§ **TASK GOAL**:
Transcribe the entries exactly; images are not part of the copy.

§ **RECORDS FOR THIS TASK**:
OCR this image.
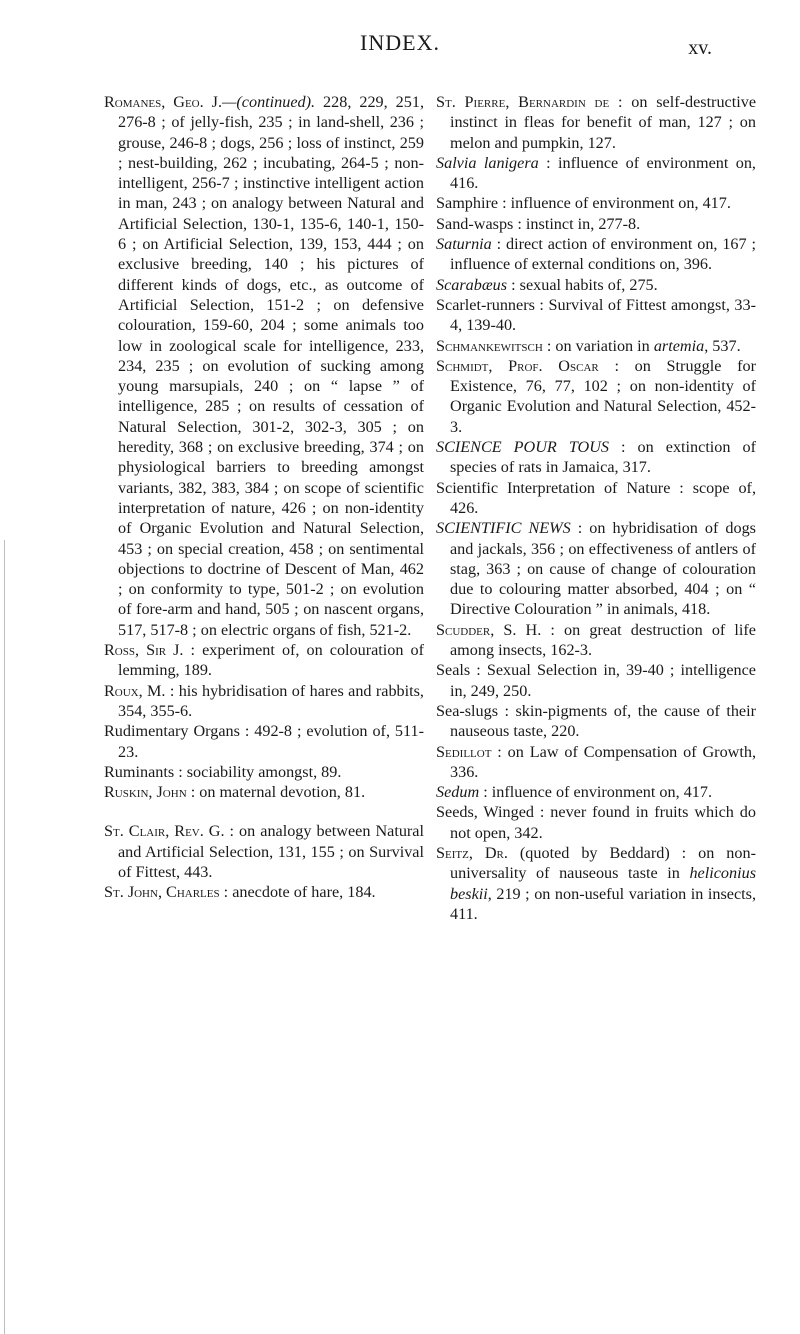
INDEX.	xv.

Romanes, Geo. J.—(continued). 228, 229, 251, 276-8 ; of jelly-fish, 235 ; in land-shell, 236 ; grouse, 246-8 ; dogs, 256 ; loss of instinct, 259 ; nest-building, 262 ; incubating, 264-5 ; non-intelligent, 256-7 ; instinctive intelligent action in man, 243 ; on analogy between Natural and Artificial Selection, 130-1, 135-6, 140-1, 150-6 ; on Artificial Selection, 139, 153, 444 ; on exclusive breeding, 140 ; his pictures of different kinds of dogs, etc., as outcome of Artificial Selection, 151-2 ; on defensive colouration, 159-60, 204 ; some animals too low in zoological scale for intelligence, 233, 234, 235 ; on evolution of sucking among young marsupials, 240 ; on “ lapse ” of intelligence, 285 ; on results of cessation of Natural Selection, 301-2, 302-3, 305 ; on heredity, 368 ; on exclusive breeding, 374 ; on physiological barriers to breeding amongst variants, 382, 383, 384 ; on scope of scientific interpretation of nature, 426 ; on non-identity of Organic Evolution and Natural Selection, 453 ; on special creation, 458 ; on sentimental objections to doctrine of Descent of Man, 462 ; on conformity to type, 501-2 ; on evolution of fore-arm and hand, 505 ; on nascent organs, 517, 517-8 ; on electric organs of fish, 521-2.

Ross, Sir J. : experiment of, on colouration of lemming, 189.

Roux, M. : his hybridisation of hares and rabbits, 354, 355-6.

Rudimentary Organs : 492-8 ; evolution of, 511-23.

Ruminants : sociability amongst, 89.

Ruskin, John : on maternal devotion, 81.

St. Clair, Rev. G. : on analogy between Natural and Artificial Selection, 131, 155 ; on Survival of Fittest, 443.

St. John, Charles : anecdote of hare, 184.

St. Pierre, Bernardin de : on self-destructive instinct in fleas for benefit of man, 127 ; on melon and pumpkin, 127.

Salvia lanigera : influence of environment on, 416.

Samphire : influence of environment on, 417.

Sand-wasps : instinct in, 277-8.

Saturnia : direct action of environment on, 167 ; influence of external conditions on, 396.

Scarabæus : sexual habits of, 275.

Scarlet-runners : Survival of Fittest amongst, 33-4, 139-40.

Schmankewitsch : on variation in artemia, 537.

Schmidt, Prof. Oscar : on Struggle for Existence, 76, 77, 102 ; on non-identity of Organic Evolution and Natural Selection, 452-3.

SCIENCE POUR TOUS : on extinction of species of rats in Jamaica, 317.

Scientific Interpretation of Nature : scope of, 426.

SCIENTIFIC NEWS : on hybridisation of dogs and jackals, 356 ; on effectiveness of antlers of stag, 363 ; on cause of change of colouration due to colouring matter absorbed, 404 ; on “ Directive Colouration ” in animals, 418.

Scudder, S. H. : on great destruction of life among insects, 162-3.

Seals : Sexual Selection in, 39-40 ; intelligence in, 249, 250.

Sea-slugs : skin-pigments of, the cause of their nauseous taste, 220.

Sedillot : on Law of Compensation of Growth, 336.

Sedum : influence of environment on, 417.

Seeds, Winged : never found in fruits which do not open, 342.

Seitz, Dr. (quoted by Beddard) : on non-universality of nauseous taste in heliconius beskii, 219 ; on non-useful variation in insects, 411.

§ **WRITTEN ANSWER**:
OCR this image.
INDEX.	xv.

Romanes, Geo. J.—(continued). 228, 229, 251, 276-8 ; of jelly-fish, 235 ; in land-shell, 236 ; grouse, 246-8 ; dogs, 256 ; loss of instinct, 259 ; nest-building, 262 ; incubating, 264-5 ; non-intelligent, 256-7 ; instinctive intelligent action in man, 243 ; on analogy between Natural and Artificial Selection, 130-1, 135-6, 140-1, 150-6 ; on Artificial Selection, 139, 153, 444 ; on exclusive breeding, 140 ; his pictures of different kinds of dogs, etc., as outcome of Artificial Selection, 151-2 ; on defensive colouration, 159-60, 204 ; some animals too low in zoological scale for intelligence, 233, 234, 235 ; on evolution of sucking among young marsupials, 240 ; on “ lapse ” of intelligence, 285 ; on results of cessation of Natural Selection, 301-2, 302-3, 305 ; on heredity, 368 ; on exclusive breeding, 374 ; on physiological barriers to breeding amongst variants, 382, 383, 384 ; on scope of scientific interpretation of nature, 426 ; on non-identity of Organic Evolution and Natural Selection, 453 ; on special creation, 458 ; on sentimental objections to doctrine of Descent of Man, 462 ; on conformity to type, 501-2 ; on evolution of fore-arm and hand, 505 ; on nascent organs, 517, 517-8 ; on electric organs of fish, 521-2.

Ross, Sir J. : experiment of, on colouration of lemming, 189.

Roux, M. : his hybridisation of hares and rabbits, 354, 355-6.

Rudimentary Organs : 492-8 ; evolution of, 511-23.

Ruminants : sociability amongst, 89.

Ruskin, John : on maternal devotion, 81.

St. Clair, Rev. G. : on analogy between Natural and Artificial Selection, 131, 155 ; on Survival of Fittest, 443.

St. John, Charles : anecdote of hare, 184.

St. Pierre, Bernardin de : on self-destructive instinct in fleas for benefit of man, 127 ; on melon and pumpkin, 127.

Salvia lanigera : influence of environment on, 416.

Samphire : influence of environment on, 417.

Sand-wasps : instinct in, 277-8.

Saturnia : direct action of environment on, 167 ; influence of external conditions on, 396.

Scarabæus : sexual habits of, 275.

Scarlet-runners : Survival of Fittest amongst, 33-4, 139-40.

Schmankewitsch : on variation in artemia, 537.

Schmidt, Prof. Oscar : on Struggle for Existence, 76, 77, 102 ; on non-identity of Organic Evolution and Natural Selection, 452-3.

SCIENCE POUR TOUS : on extinction of species of rats in Jamaica, 317.

Scientific Interpretation of Nature : scope of, 426.

SCIENTIFIC NEWS : on hybridisation of dogs and jackals, 356 ; on effectiveness of antlers of stag, 363 ; on cause of change of colouration due to colouring matter absorbed, 404 ; on “ Directive Colouration ” in animals, 418.

Scudder, S. H. : on great destruction of life among insects, 162-3.

Seals : Sexual Selection in, 39-40 ; intelligence in, 249, 250.

Sea-slugs : skin-pigments of, the cause of their nauseous taste, 220.

Sedillot : on Law of Compensation of Growth, 336.

Sedum : influence of environment on, 417.

Seeds, Winged : never found in fruits which do not open, 342.

Seitz, Dr. (quoted by Beddard) : on non-universality of nauseous taste in heliconius beskii, 219 ; on non-useful variation in insects, 411.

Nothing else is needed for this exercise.